((

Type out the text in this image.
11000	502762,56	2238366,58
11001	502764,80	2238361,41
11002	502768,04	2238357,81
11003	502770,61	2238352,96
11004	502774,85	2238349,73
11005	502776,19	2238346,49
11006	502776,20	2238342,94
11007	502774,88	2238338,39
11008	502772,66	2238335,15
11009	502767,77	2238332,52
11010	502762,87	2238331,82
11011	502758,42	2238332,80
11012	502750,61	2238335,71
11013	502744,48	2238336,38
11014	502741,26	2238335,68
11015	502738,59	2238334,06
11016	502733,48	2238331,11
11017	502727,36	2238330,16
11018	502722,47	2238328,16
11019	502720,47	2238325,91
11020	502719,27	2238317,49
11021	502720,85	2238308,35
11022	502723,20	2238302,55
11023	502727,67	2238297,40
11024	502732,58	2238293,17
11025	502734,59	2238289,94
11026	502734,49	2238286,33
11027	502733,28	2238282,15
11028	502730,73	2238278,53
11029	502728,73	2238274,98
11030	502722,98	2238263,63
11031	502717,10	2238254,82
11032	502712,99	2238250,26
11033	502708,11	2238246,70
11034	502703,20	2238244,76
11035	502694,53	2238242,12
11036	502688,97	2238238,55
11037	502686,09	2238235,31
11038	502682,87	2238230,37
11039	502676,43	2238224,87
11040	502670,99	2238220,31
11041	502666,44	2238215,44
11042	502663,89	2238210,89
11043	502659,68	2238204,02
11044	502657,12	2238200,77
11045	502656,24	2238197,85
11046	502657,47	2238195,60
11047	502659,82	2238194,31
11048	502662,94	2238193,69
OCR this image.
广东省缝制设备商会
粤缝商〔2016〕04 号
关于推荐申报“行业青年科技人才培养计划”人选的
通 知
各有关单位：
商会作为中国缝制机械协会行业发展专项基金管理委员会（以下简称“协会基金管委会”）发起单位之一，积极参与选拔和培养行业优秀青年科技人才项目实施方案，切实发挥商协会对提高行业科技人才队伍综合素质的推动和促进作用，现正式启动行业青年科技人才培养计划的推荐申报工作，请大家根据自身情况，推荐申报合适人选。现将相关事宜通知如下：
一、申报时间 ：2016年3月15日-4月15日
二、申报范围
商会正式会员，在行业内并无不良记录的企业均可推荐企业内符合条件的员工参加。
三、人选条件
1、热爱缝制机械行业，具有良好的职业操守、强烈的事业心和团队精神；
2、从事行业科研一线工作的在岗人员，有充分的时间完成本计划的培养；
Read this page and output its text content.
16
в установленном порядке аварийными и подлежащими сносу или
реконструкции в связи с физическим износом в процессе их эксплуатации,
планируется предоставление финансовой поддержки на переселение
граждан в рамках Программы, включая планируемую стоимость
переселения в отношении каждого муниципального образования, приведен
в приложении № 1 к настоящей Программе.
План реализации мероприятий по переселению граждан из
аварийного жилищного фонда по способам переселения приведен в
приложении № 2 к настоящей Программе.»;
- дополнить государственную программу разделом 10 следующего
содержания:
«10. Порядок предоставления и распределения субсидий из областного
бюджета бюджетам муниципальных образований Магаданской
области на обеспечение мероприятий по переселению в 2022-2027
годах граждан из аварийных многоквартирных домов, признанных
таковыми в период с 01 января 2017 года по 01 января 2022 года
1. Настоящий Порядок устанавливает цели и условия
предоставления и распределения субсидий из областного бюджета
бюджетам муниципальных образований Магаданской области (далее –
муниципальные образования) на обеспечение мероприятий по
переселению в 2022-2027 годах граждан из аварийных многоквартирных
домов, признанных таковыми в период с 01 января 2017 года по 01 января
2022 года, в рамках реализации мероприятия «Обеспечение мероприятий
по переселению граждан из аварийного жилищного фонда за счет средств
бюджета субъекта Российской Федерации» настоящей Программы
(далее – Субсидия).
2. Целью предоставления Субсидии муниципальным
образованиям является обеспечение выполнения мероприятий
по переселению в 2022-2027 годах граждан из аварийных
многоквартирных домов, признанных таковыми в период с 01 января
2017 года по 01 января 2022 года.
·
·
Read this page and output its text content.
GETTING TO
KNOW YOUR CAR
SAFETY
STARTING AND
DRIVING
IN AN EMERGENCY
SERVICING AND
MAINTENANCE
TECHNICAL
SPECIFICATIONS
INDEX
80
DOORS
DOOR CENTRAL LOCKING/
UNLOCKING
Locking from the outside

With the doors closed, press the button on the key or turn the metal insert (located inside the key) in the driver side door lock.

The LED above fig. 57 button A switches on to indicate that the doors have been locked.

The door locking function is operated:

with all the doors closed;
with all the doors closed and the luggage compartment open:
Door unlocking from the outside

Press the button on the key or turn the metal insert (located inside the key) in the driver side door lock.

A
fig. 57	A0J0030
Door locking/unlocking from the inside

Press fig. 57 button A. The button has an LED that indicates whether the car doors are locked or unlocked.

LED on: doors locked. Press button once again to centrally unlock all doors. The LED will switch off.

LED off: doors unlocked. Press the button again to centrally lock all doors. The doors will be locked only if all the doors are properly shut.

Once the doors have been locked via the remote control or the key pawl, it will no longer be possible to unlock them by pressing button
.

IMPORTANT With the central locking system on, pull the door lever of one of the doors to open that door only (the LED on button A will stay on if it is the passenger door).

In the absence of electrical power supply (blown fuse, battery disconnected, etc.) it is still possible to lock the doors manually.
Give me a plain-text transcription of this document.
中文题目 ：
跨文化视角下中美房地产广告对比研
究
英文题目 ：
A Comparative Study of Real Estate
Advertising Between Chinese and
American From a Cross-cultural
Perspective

))

Which lines contain "outside"? Show each of them.

Expected output –
Locking from the outside
Door unlocking from the outside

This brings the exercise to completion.